* [Prompt] Check each line of the data for "name" and select those that have it.
**** Dataset entries
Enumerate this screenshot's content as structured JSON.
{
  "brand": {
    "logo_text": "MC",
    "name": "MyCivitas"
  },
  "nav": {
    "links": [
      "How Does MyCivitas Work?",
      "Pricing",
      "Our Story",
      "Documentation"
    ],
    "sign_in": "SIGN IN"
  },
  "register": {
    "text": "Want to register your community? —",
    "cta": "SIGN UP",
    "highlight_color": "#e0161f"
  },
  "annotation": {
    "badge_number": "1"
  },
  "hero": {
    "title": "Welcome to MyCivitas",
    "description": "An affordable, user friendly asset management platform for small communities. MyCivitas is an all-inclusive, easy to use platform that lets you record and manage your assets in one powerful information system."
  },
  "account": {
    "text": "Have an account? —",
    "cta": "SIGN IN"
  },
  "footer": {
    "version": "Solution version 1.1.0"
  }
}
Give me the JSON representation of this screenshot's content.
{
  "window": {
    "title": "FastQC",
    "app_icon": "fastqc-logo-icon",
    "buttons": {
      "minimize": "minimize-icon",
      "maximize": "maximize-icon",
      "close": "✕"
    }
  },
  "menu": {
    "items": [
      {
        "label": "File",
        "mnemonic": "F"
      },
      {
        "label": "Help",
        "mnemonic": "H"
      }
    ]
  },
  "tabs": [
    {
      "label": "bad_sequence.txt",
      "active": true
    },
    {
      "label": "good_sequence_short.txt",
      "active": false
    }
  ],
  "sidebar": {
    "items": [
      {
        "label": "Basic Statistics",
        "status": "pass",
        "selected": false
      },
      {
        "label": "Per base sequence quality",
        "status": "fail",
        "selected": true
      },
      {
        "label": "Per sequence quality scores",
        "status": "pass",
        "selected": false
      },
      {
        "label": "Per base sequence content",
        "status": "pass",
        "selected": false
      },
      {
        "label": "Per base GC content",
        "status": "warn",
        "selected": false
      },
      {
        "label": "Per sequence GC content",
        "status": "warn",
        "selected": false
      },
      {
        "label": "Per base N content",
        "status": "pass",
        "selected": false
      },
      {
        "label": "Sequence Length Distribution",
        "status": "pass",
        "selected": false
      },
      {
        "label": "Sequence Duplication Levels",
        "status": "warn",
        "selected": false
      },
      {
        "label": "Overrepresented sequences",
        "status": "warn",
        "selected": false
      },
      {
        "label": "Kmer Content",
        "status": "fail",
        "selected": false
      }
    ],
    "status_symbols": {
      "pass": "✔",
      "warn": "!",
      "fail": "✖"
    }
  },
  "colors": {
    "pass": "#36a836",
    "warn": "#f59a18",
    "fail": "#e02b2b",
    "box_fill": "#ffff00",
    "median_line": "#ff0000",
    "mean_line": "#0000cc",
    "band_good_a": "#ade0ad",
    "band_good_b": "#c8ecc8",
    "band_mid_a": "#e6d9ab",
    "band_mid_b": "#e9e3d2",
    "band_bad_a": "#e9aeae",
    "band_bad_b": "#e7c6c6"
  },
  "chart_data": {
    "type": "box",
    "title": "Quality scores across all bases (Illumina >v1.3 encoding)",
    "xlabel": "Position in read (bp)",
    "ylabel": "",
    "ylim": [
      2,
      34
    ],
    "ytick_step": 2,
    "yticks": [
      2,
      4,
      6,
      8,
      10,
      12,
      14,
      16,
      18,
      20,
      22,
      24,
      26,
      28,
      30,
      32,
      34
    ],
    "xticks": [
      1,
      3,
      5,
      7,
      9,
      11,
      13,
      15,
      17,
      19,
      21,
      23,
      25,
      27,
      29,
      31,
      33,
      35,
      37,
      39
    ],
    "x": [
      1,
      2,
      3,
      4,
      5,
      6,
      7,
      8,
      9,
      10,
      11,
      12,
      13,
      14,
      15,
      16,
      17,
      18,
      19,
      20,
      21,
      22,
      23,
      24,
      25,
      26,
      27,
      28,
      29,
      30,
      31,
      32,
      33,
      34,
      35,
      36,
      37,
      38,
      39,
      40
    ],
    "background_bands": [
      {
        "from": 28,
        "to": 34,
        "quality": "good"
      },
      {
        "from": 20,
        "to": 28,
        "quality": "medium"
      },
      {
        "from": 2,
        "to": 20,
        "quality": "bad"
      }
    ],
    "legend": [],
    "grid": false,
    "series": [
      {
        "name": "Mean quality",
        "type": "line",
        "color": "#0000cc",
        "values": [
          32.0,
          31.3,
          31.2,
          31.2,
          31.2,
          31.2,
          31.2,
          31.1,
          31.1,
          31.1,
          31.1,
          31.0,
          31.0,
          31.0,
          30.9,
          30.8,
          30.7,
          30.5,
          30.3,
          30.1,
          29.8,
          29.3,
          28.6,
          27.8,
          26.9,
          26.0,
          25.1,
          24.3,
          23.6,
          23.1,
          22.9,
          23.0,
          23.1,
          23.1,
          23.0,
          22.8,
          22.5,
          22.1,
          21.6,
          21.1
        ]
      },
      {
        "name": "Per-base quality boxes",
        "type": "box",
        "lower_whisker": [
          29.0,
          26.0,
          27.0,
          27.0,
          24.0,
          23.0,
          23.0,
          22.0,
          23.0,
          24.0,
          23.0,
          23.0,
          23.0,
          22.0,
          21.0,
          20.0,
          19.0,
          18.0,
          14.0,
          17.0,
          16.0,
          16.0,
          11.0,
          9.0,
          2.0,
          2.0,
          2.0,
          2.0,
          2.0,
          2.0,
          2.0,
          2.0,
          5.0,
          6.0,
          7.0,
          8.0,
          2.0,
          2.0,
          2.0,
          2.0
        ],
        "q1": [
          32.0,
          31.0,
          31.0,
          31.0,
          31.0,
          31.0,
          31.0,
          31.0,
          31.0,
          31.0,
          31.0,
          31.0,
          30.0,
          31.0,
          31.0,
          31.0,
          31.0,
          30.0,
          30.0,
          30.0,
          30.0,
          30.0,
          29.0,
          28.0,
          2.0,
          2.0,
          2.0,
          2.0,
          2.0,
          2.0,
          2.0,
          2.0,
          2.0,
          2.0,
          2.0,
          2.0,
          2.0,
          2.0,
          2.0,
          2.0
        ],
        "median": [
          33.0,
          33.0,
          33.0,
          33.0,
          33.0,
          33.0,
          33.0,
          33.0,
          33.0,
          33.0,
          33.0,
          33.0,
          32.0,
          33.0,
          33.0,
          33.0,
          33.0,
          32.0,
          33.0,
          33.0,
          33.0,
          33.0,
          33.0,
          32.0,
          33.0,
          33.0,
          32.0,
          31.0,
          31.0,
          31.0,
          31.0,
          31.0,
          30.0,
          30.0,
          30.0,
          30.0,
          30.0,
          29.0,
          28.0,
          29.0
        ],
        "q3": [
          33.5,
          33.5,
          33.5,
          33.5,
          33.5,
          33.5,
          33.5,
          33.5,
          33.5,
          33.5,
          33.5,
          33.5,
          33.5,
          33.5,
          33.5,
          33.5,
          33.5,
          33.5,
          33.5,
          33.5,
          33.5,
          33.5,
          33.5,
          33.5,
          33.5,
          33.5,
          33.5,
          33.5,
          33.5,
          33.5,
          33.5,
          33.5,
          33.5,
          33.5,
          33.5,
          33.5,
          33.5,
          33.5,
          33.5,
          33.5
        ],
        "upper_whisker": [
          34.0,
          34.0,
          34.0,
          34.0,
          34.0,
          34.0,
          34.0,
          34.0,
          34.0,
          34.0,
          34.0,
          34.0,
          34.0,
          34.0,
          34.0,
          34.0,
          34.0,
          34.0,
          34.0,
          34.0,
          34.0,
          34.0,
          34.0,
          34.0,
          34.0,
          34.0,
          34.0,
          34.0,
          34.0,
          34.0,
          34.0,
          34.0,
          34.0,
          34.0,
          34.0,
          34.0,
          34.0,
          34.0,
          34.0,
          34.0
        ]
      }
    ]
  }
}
********
* [Completed exercise]
    "name": "MyCivitas"
        "name": "Mean quality",
        "name": "Per-base quality boxes",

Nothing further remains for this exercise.